• [Task] Retype the material that follows, keeping every word as it is.

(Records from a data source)
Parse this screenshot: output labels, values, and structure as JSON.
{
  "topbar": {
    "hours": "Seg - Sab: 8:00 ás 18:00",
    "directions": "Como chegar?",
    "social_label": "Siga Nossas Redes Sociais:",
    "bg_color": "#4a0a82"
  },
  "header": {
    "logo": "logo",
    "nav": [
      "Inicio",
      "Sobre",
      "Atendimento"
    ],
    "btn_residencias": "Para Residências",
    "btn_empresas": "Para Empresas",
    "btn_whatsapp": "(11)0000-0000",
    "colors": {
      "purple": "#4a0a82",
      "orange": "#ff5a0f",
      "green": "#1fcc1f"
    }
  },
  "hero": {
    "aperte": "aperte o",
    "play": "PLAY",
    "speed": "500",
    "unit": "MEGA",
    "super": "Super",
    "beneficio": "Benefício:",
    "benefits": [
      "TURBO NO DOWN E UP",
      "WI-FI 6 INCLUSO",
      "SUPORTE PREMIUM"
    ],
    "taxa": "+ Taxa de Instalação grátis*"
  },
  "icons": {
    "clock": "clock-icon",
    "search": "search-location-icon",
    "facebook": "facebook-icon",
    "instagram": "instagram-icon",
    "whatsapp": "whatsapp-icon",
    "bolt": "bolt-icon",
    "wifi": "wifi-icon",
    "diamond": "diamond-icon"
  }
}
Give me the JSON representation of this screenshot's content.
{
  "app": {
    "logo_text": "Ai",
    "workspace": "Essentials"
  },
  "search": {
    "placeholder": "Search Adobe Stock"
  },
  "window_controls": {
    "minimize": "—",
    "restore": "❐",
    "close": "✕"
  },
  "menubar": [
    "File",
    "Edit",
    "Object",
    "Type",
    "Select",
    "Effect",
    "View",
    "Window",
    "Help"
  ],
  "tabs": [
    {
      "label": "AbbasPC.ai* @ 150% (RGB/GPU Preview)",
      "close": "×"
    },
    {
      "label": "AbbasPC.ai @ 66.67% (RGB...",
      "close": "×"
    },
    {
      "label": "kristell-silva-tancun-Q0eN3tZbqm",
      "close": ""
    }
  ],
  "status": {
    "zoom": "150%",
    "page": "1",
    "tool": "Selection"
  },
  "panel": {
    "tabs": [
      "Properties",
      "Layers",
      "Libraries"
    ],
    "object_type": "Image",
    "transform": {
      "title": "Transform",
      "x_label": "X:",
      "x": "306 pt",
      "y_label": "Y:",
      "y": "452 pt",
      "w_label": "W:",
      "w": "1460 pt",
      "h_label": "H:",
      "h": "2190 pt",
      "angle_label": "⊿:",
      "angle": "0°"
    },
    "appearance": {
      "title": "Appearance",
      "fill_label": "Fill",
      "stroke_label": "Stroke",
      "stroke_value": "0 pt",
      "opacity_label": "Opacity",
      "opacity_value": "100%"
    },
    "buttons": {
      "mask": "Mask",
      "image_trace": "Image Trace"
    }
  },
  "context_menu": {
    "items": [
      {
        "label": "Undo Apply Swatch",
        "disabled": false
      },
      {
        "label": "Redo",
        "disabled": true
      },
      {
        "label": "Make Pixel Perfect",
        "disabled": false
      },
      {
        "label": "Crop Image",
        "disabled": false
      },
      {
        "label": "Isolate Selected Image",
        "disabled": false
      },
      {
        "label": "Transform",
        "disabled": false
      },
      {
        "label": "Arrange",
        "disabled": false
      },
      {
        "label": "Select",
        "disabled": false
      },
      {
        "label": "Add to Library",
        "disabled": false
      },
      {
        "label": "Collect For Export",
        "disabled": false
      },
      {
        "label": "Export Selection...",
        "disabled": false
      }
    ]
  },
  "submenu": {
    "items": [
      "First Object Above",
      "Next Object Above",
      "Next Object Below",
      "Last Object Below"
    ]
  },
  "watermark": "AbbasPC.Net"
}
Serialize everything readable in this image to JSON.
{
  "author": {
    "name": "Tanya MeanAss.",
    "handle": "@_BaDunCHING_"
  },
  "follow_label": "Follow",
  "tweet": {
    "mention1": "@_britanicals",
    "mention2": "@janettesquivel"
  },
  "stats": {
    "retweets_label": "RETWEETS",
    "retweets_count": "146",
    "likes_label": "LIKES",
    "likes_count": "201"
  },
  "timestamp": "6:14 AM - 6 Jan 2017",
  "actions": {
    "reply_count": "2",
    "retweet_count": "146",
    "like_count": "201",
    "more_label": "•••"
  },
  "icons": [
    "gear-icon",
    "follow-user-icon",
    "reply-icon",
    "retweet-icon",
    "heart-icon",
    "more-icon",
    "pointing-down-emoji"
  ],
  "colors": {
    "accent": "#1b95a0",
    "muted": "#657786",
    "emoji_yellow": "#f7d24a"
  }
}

• [Task result]
Parse this screenshot: output labels, values, and structure as JSON.
{
  "topbar": {
    "hours": "Seg - Sab: 8:00 ás 18:00",
    "directions": "Como chegar?",
    "social_label": "Siga Nossas Redes Sociais:",
    "bg_color": "#4a0a82"
  },
  "header": {
    "logo": "logo",
    "nav": [
      "Inicio",
      "Sobre",
      "Atendimento"
    ],
    "btn_residencias": "Para Residências",
    "btn_empresas": "Para Empresas",
    "btn_whatsapp": "(11)0000-0000",
    "colors": {
      "purple": "#4a0a82",
      "orange": "#ff5a0f",
      "green": "#1fcc1f"
    }
  },
  "hero": {
    "aperte": "aperte o",
    "play": "PLAY",
    "speed": "500",
    "unit": "MEGA",
    "super": "Super",
    "beneficio": "Benefício:",
    "benefits": [
      "TURBO NO DOWN E UP",
      "WI-FI 6 INCLUSO",
      "SUPORTE PREMIUM"
    ],
    "taxa": "+ Taxa de Instalação grátis*"
  },
  "icons": {
    "clock": "clock-icon",
    "search": "search-location-icon",
    "facebook": "facebook-icon",
    "instagram": "instagram-icon",
    "whatsapp": "whatsapp-icon",
    "bolt": "bolt-icon",
    "wifi": "wifi-icon",
    "diamond": "diamond-icon"
  }
}
Give me the JSON representation of this screenshot's content.
{
  "app": {
    "logo_text": "Ai",
    "workspace": "Essentials"
  },
  "search": {
    "placeholder": "Search Adobe Stock"
  },
  "window_controls": {
    "minimize": "—",
    "restore": "❐",
    "close": "✕"
  },
  "menubar": [
    "File",
    "Edit",
    "Object",
    "Type",
    "Select",
    "Effect",
    "View",
    "Window",
    "Help"
  ],
  "tabs": [
    {
      "label": "AbbasPC.ai* @ 150% (RGB/GPU Preview)",
      "close": "×"
    },
    {
      "label": "AbbasPC.ai @ 66.67% (RGB...",
      "close": "×"
    },
    {
      "label": "kristell-silva-tancun-Q0eN3tZbqm",
      "close": ""
    }
  ],
  "status": {
    "zoom": "150%",
    "page": "1",
    "tool": "Selection"
  },
  "panel": {
    "tabs": [
      "Properties",
      "Layers",
      "Libraries"
    ],
    "object_type": "Image",
    "transform": {
      "title": "Transform",
      "x_label": "X:",
      "x": "306 pt",
      "y_label": "Y:",
      "y": "452 pt",
      "w_label": "W:",
      "w": "1460 pt",
      "h_label": "H:",
      "h": "2190 pt",
      "angle_label": "⊿:",
      "angle": "0°"
    },
    "appearance": {
      "title": "Appearance",
      "fill_label": "Fill",
      "stroke_label": "Stroke",
      "stroke_value": "0 pt",
      "opacity_label": "Opacity",
      "opacity_value": "100%"
    },
    "buttons": {
      "mask": "Mask",
      "image_trace": "Image Trace"
    }
  },
  "context_menu": {
    "items": [
      {
        "label": "Undo Apply Swatch",
        "disabled": false
      },
      {
        "label": "Redo",
        "disabled": true
      },
      {
        "label": "Make Pixel Perfect",
        "disabled": false
      },
      {
        "label": "Crop Image",
        "disabled": false
      },
      {
        "label": "Isolate Selected Image",
        "disabled": false
      },
      {
        "label": "Transform",
        "disabled": false
      },
      {
        "label": "Arrange",
        "disabled": false
      },
      {
        "label": "Select",
        "disabled": false
      },
      {
        "label": "Add to Library",
        "disabled": false
      },
      {
        "label": "Collect For Export",
        "disabled": false
      },
      {
        "label": "Export Selection...",
        "disabled": false
      }
    ]
  },
  "submenu": {
    "items": [
      "First Object Above",
      "Next Object Above",
      "Next Object Below",
      "Last Object Below"
    ]
  },
  "watermark": "AbbasPC.Net"
}
Serialize everything readable in this image to JSON.
{
  "author": {
    "name": "Tanya MeanAss.",
    "handle": "@_BaDunCHING_"
  },
  "follow_label": "Follow",
  "tweet": {
    "mention1": "@_britanicals",
    "mention2": "@janettesquivel"
  },
  "stats": {
    "retweets_label": "RETWEETS",
    "retweets_count": "146",
    "likes_label": "LIKES",
    "likes_count": "201"
  },
  "timestamp": "6:14 AM - 6 Jan 2017",
  "actions": {
    "reply_count": "2",
    "retweet_count": "146",
    "like_count": "201",
    "more_label": "•••"
  },
  "icons": [
    "gear-icon",
    "follow-user-icon",
    "reply-icon",
    "retweet-icon",
    "heart-icon",
    "more-icon",
    "pointing-down-emoji"
  ],
  "colors": {
    "accent": "#1b95a0",
    "muted": "#657786",
    "emoji_yellow": "#f7d24a"
  }
}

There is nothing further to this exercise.